## Given exercise:
Restate the data exactly as given and keep the pictures out.
+++ Dataset entries
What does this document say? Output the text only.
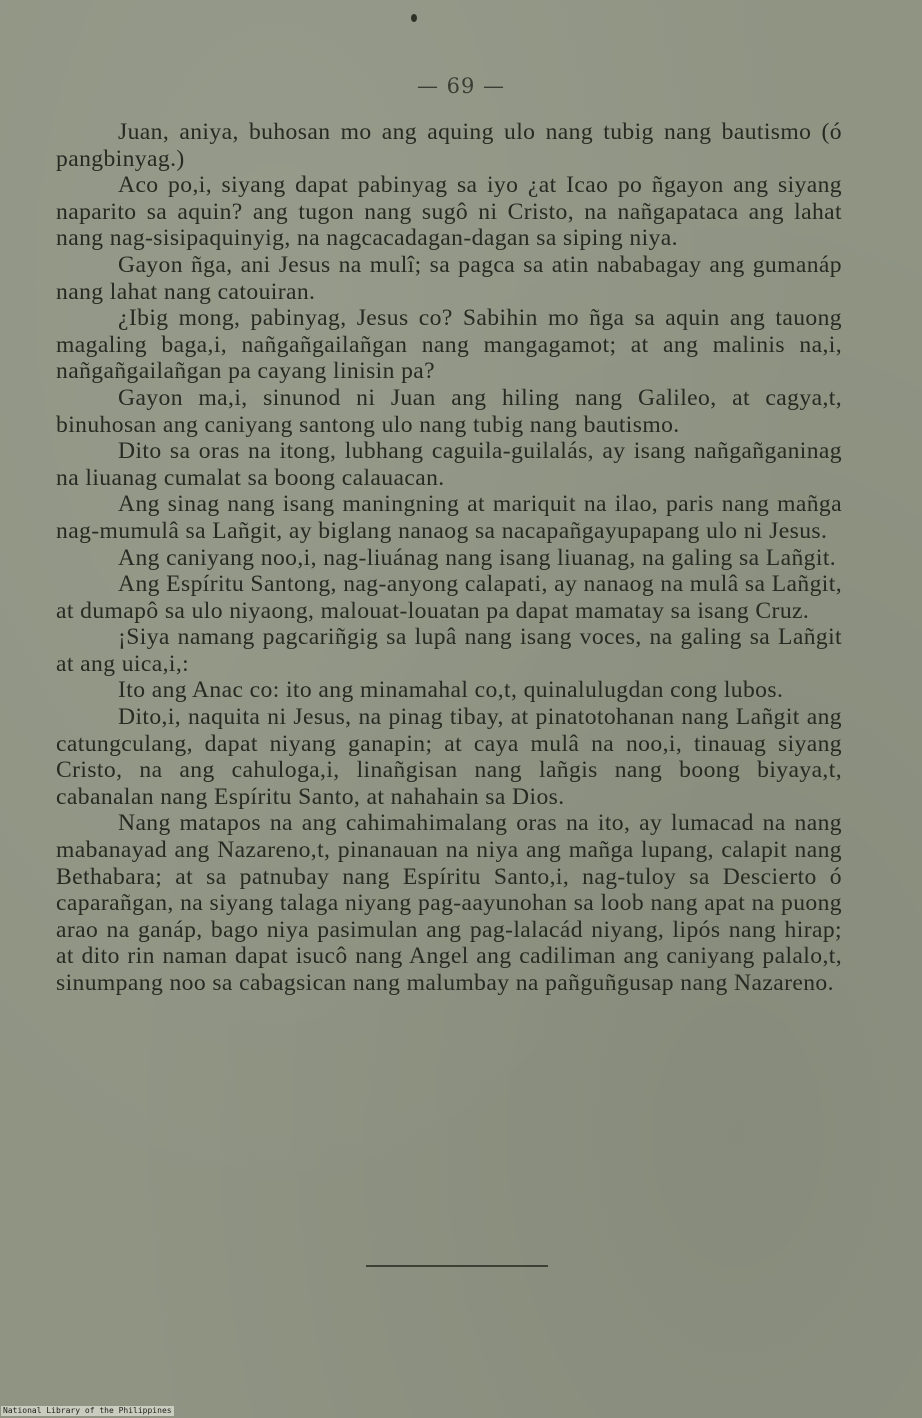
— 69 —

Juan, aniya, buhosan mo ang aquing ulo nang tubig nang bautismo (ó pangbinyag.)

Aco po,i, siyang dapat pabinyag sa iyo ¿at Icao po ñgayon ang siyang naparito sa aquin? ang tugon nang sugô ni Cristo, na nañgapataca ang lahat nang nag-sisipaquinyig, na nagcacadagan-dagan sa siping niya.

Gayon ñga, ani Jesus na mulî; sa pagca sa atin nababagay ang gumanáp nang lahat nang catouiran.

¿Ibig mong, pabinyag, Jesus co? Sabihin mo ñga sa aquin ang tauong magaling baga,i, nañgañgailañgan nang mangagamot; at ang malinis na,i, nañgañgailañgan pa cayang linisin pa?

Gayon ma,i, sinunod ni Juan ang hiling nang Galileo, at cagya,t, binuhosan ang caniyang santong ulo nang tubig nang bautismo.

Dito sa oras na itong, lubhang caguila-guilalás, ay isang nañgañganinag na liuanag cumalat sa boong calauacan.

Ang sinag nang isang maningning at mariquit na ilao, paris nang mañga nag-mumulâ sa Lañgit, ay biglang nanaog sa nacapañgayupapang ulo ni Jesus.

Ang caniyang noo,i, nag-liuánag nang isang liuanag, na galing sa Lañgit.

Ang Espíritu Santong, nag-anyong calapati, ay nanaog na mulâ sa Lañgit, at dumapô sa ulo niyaong, malouat-louatan pa dapat mamatay sa isang Cruz.

¡Siya namang pagcariñgig sa lupâ nang isang voces, na galing sa Lañgit at ang uica,i,:

Ito ang Anac co: ito ang minamahal co,t, quinalulugdan cong lubos.

Dito,i, naquita ni Jesus, na pinag tibay, at pinatotohanan nang Lañgit ang catungculang, dapat niyang ganapin; at caya mulâ na noo,i, tinauag siyang Cristo, na ang cahuloga,i, linañgisan nang lañgis nang boong biyaya,t, cabanalan nang Espíritu Santo, at nahahain sa Dios.

Nang matapos na ang cahimahimalang oras na ito, ay lumacad na nang mabanayad ang Nazareno,t, pinanauan na niya ang mañga lupang, calapit nang Bethabara; at sa patnubay nang Espíritu Santo,i, nag-tuloy sa Descierto ó caparañgan, na siyang talaga niyang pag-aayunohan sa loob nang apat na puong arao na ganáp, bago niya pasimulan ang pag-lalacád niyang, lipós nang hirap; at dito rin naman dapat isucô nang Angel ang cadiliman ang caniyang palalo,t, sinumpang noo sa cabagsican nang malumbay na pañguñgusap nang Nazareno.

National Library of the Philippines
++++++
## Final result:
What does this document say? Output the text only.
— 69 —

Juan, aniya, buhosan mo ang aquing ulo nang tubig nang bautismo (ó pangbinyag.)

Aco po,i, siyang dapat pabinyag sa iyo ¿at Icao po ñgayon ang siyang naparito sa aquin? ang tugon nang sugô ni Cristo, na nañgapataca ang lahat nang nag-sisipaquinyig, na nagcacadagan-dagan sa siping niya.

Gayon ñga, ani Jesus na mulî; sa pagca sa atin nababagay ang gumanáp nang lahat nang catouiran.

¿Ibig mong, pabinyag, Jesus co? Sabihin mo ñga sa aquin ang tauong magaling baga,i, nañgañgailañgan nang mangagamot; at ang malinis na,i, nañgañgailañgan pa cayang linisin pa?

Gayon ma,i, sinunod ni Juan ang hiling nang Galileo, at cagya,t, binuhosan ang caniyang santong ulo nang tubig nang bautismo.

Dito sa oras na itong, lubhang caguila-guilalás, ay isang nañgañganinag na liuanag cumalat sa boong calauacan.

Ang sinag nang isang maningning at mariquit na ilao, paris nang mañga nag-mumulâ sa Lañgit, ay biglang nanaog sa nacapañgayupapang ulo ni Jesus.

Ang caniyang noo,i, nag-liuánag nang isang liuanag, na galing sa Lañgit.

Ang Espíritu Santong, nag-anyong calapati, ay nanaog na mulâ sa Lañgit, at dumapô sa ulo niyaong, malouat-louatan pa dapat mamatay sa isang Cruz.

¡Siya namang pagcariñgig sa lupâ nang isang voces, na galing sa Lañgit at ang uica,i,:

Ito ang Anac co: ito ang minamahal co,t, quinalulugdan cong lubos.

Dito,i, naquita ni Jesus, na pinag tibay, at pinatotohanan nang Lañgit ang catungculang, dapat niyang ganapin; at caya mulâ na noo,i, tinauag siyang Cristo, na ang cahuloga,i, linañgisan nang lañgis nang boong biyaya,t, cabanalan nang Espíritu Santo, at nahahain sa Dios.

Nang matapos na ang cahimahimalang oras na ito, ay lumacad na nang mabanayad ang Nazareno,t, pinanauan na niya ang mañga lupang, calapit nang Bethabara; at sa patnubay nang Espíritu Santo,i, nag-tuloy sa Descierto ó caparañgan, na siyang talaga niyang pag-aayunohan sa loob nang apat na puong arao na ganáp, bago niya pasimulan ang pag-lalacád niyang, lipós nang hirap; at dito rin naman dapat isucô nang Angel ang cadiliman ang caniyang palalo,t, sinumpang noo sa cabagsican nang malumbay na pañguñgusap nang Nazareno.

National Library of the Philippines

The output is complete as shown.